## To do
Return all of the lines below exactly as they are.

## Records shown
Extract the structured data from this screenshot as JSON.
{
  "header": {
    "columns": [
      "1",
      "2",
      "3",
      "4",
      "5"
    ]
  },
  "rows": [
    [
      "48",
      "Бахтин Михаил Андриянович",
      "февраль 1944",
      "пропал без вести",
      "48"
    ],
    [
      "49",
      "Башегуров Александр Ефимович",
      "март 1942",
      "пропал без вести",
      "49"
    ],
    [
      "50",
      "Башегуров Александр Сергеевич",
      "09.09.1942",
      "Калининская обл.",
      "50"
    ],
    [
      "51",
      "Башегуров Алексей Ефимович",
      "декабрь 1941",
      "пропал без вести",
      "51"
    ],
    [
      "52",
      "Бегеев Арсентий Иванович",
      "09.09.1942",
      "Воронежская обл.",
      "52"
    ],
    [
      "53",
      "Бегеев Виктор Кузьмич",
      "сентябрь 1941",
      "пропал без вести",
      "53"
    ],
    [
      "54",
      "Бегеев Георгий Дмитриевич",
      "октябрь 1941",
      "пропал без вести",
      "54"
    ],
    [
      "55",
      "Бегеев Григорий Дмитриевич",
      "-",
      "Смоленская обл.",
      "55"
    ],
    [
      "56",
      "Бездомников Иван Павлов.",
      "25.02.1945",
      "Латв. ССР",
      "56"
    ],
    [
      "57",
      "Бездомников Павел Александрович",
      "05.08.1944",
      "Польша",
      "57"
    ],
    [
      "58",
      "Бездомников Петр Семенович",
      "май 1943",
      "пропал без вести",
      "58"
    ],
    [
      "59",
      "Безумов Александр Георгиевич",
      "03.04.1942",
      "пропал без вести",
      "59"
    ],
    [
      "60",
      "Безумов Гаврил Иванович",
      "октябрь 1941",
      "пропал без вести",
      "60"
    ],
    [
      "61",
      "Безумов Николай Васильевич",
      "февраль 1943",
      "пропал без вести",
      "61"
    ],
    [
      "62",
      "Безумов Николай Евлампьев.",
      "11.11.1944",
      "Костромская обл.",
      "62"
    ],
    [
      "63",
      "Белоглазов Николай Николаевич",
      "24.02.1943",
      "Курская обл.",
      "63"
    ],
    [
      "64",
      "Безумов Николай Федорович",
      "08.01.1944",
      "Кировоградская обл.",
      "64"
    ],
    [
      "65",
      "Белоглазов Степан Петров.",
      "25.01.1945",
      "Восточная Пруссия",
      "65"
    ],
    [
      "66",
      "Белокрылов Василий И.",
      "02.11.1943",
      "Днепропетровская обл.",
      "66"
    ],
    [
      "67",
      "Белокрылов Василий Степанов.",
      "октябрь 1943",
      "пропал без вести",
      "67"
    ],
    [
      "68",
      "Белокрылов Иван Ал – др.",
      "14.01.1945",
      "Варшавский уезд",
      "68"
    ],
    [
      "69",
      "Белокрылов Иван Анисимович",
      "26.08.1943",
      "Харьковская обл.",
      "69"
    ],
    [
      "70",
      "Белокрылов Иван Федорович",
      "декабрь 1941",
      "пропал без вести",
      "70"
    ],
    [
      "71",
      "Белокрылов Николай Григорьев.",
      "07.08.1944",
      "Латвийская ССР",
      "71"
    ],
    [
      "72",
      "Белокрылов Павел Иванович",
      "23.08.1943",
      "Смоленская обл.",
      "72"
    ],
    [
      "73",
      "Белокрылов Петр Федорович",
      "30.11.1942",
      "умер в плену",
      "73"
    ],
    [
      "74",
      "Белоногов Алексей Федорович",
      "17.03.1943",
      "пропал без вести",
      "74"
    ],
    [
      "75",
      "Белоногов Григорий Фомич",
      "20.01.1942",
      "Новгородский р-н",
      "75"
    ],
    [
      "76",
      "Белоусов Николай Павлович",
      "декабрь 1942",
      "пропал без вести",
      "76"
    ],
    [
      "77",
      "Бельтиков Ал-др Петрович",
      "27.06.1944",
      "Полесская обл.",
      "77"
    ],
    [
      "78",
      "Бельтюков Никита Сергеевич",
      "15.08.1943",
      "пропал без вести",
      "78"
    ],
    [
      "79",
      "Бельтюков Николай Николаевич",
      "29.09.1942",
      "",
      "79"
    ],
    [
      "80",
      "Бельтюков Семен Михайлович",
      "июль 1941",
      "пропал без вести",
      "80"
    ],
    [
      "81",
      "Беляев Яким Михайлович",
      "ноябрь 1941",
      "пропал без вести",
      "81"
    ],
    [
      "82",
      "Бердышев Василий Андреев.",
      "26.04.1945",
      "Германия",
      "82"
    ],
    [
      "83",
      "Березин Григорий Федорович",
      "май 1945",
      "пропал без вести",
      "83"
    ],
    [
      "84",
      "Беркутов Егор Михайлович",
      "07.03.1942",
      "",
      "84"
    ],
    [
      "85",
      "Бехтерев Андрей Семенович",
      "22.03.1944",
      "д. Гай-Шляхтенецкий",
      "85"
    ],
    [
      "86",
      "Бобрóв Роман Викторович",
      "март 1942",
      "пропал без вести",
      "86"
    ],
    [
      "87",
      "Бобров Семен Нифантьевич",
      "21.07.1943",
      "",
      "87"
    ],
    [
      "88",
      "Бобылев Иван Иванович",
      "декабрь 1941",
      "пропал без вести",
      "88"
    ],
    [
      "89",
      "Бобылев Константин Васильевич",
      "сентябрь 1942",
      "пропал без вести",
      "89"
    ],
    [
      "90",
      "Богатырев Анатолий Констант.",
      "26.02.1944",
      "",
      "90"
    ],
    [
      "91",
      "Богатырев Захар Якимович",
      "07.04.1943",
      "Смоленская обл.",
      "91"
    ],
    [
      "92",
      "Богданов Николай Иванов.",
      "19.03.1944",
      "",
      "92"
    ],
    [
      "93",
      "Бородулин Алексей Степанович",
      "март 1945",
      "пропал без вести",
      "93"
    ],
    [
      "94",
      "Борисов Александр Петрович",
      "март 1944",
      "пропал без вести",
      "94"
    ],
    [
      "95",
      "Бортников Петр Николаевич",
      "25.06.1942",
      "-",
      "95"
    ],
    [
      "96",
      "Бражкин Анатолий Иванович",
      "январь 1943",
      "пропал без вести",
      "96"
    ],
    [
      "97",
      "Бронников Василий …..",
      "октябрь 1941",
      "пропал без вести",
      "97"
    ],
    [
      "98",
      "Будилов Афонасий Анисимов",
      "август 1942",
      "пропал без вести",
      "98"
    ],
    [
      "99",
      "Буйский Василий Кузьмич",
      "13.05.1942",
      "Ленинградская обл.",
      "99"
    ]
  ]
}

## Complete output
Extract the structured data from this screenshot as JSON.
{
  "header": {
    "columns": [
      "1",
      "2",
      "3",
      "4",
      "5"
    ]
  },
  "rows": [
    [
      "48",
      "Бахтин Михаил Андриянович",
      "февраль 1944",
      "пропал без вести",
      "48"
    ],
    [
      "49",
      "Башегуров Александр Ефимович",
      "март 1942",
      "пропал без вести",
      "49"
    ],
    [
      "50",
      "Башегуров Александр Сергеевич",
      "09.09.1942",
      "Калининская обл.",
      "50"
    ],
    [
      "51",
      "Башегуров Алексей Ефимович",
      "декабрь 1941",
      "пропал без вести",
      "51"
    ],
    [
      "52",
      "Бегеев Арсентий Иванович",
      "09.09.1942",
      "Воронежская обл.",
      "52"
    ],
    [
      "53",
      "Бегеев Виктор Кузьмич",
      "сентябрь 1941",
      "пропал без вести",
      "53"
    ],
    [
      "54",
      "Бегеев Георгий Дмитриевич",
      "октябрь 1941",
      "пропал без вести",
      "54"
    ],
    [
      "55",
      "Бегеев Григорий Дмитриевич",
      "-",
      "Смоленская обл.",
      "55"
    ],
    [
      "56",
      "Бездомников Иван Павлов.",
      "25.02.1945",
      "Латв. ССР",
      "56"
    ],
    [
      "57",
      "Бездомников Павел Александрович",
      "05.08.1944",
      "Польша",
      "57"
    ],
    [
      "58",
      "Бездомников Петр Семенович",
      "май 1943",
      "пропал без вести",
      "58"
    ],
    [
      "59",
      "Безумов Александр Георгиевич",
      "03.04.1942",
      "пропал без вести",
      "59"
    ],
    [
      "60",
      "Безумов Гаврил Иванович",
      "октябрь 1941",
      "пропал без вести",
      "60"
    ],
    [
      "61",
      "Безумов Николай Васильевич",
      "февраль 1943",
      "пропал без вести",
      "61"
    ],
    [
      "62",
      "Безумов Николай Евлампьев.",
      "11.11.1944",
      "Костромская обл.",
      "62"
    ],
    [
      "63",
      "Белоглазов Николай Николаевич",
      "24.02.1943",
      "Курская обл.",
      "63"
    ],
    [
      "64",
      "Безумов Николай Федорович",
      "08.01.1944",
      "Кировоградская обл.",
      "64"
    ],
    [
      "65",
      "Белоглазов Степан Петров.",
      "25.01.1945",
      "Восточная Пруссия",
      "65"
    ],
    [
      "66",
      "Белокрылов Василий И.",
      "02.11.1943",
      "Днепропетровская обл.",
      "66"
    ],
    [
      "67",
      "Белокрылов Василий Степанов.",
      "октябрь 1943",
      "пропал без вести",
      "67"
    ],
    [
      "68",
      "Белокрылов Иван Ал – др.",
      "14.01.1945",
      "Варшавский уезд",
      "68"
    ],
    [
      "69",
      "Белокрылов Иван Анисимович",
      "26.08.1943",
      "Харьковская обл.",
      "69"
    ],
    [
      "70",
      "Белокрылов Иван Федорович",
      "декабрь 1941",
      "пропал без вести",
      "70"
    ],
    [
      "71",
      "Белокрылов Николай Григорьев.",
      "07.08.1944",
      "Латвийская ССР",
      "71"
    ],
    [
      "72",
      "Белокрылов Павел Иванович",
      "23.08.1943",
      "Смоленская обл.",
      "72"
    ],
    [
      "73",
      "Белокрылов Петр Федорович",
      "30.11.1942",
      "умер в плену",
      "73"
    ],
    [
      "74",
      "Белоногов Алексей Федорович",
      "17.03.1943",
      "пропал без вести",
      "74"
    ],
    [
      "75",
      "Белоногов Григорий Фомич",
      "20.01.1942",
      "Новгородский р-н",
      "75"
    ],
    [
      "76",
      "Белоусов Николай Павлович",
      "декабрь 1942",
      "пропал без вести",
      "76"
    ],
    [
      "77",
      "Бельтиков Ал-др Петрович",
      "27.06.1944",
      "Полесская обл.",
      "77"
    ],
    [
      "78",
      "Бельтюков Никита Сергеевич",
      "15.08.1943",
      "пропал без вести",
      "78"
    ],
    [
      "79",
      "Бельтюков Николай Николаевич",
      "29.09.1942",
      "",
      "79"
    ],
    [
      "80",
      "Бельтюков Семен Михайлович",
      "июль 1941",
      "пропал без вести",
      "80"
    ],
    [
      "81",
      "Беляев Яким Михайлович",
      "ноябрь 1941",
      "пропал без вести",
      "81"
    ],
    [
      "82",
      "Бердышев Василий Андреев.",
      "26.04.1945",
      "Германия",
      "82"
    ],
    [
      "83",
      "Березин Григорий Федорович",
      "май 1945",
      "пропал без вести",
      "83"
    ],
    [
      "84",
      "Беркутов Егор Михайлович",
      "07.03.1942",
      "",
      "84"
    ],
    [
      "85",
      "Бехтерев Андрей Семенович",
      "22.03.1944",
      "д. Гай-Шляхтенецкий",
      "85"
    ],
    [
      "86",
      "Бобрóв Роман Викторович",
      "март 1942",
      "пропал без вести",
      "86"
    ],
    [
      "87",
      "Бобров Семен Нифантьевич",
      "21.07.1943",
      "",
      "87"
    ],
    [
      "88",
      "Бобылев Иван Иванович",
      "декабрь 1941",
      "пропал без вести",
      "88"
    ],
    [
      "89",
      "Бобылев Константин Васильевич",
      "сентябрь 1942",
      "пропал без вести",
      "89"
    ],
    [
      "90",
      "Богатырев Анатолий Констант.",
      "26.02.1944",
      "",
      "90"
    ],
    [
      "91",
      "Богатырев Захар Якимович",
      "07.04.1943",
      "Смоленская обл.",
      "91"
    ],
    [
      "92",
      "Богданов Николай Иванов.",
      "19.03.1944",
      "",
      "92"
    ],
    [
      "93",
      "Бородулин Алексей Степанович",
      "март 1945",
      "пропал без вести",
      "93"
    ],
    [
      "94",
      "Борисов Александр Петрович",
      "март 1944",
      "пропал без вести",
      "94"
    ],
    [
      "95",
      "Бортников Петр Николаевич",
      "25.06.1942",
      "-",
      "95"
    ],
    [
      "96",
      "Бражкин Анатолий Иванович",
      "январь 1943",
      "пропал без вести",
      "96"
    ],
    [
      "97",
      "Бронников Василий …..",
      "октябрь 1941",
      "пропал без вести",
      "97"
    ],
    [
      "98",
      "Будилов Афонасий Анисимов",
      "август 1942",
      "пропал без вести",
      "98"
    ],
    [
      "99",
      "Буйский Василий Кузьмич",
      "13.05.1942",
      "Ленинградская обл.",
      "99"
    ]
  ]
}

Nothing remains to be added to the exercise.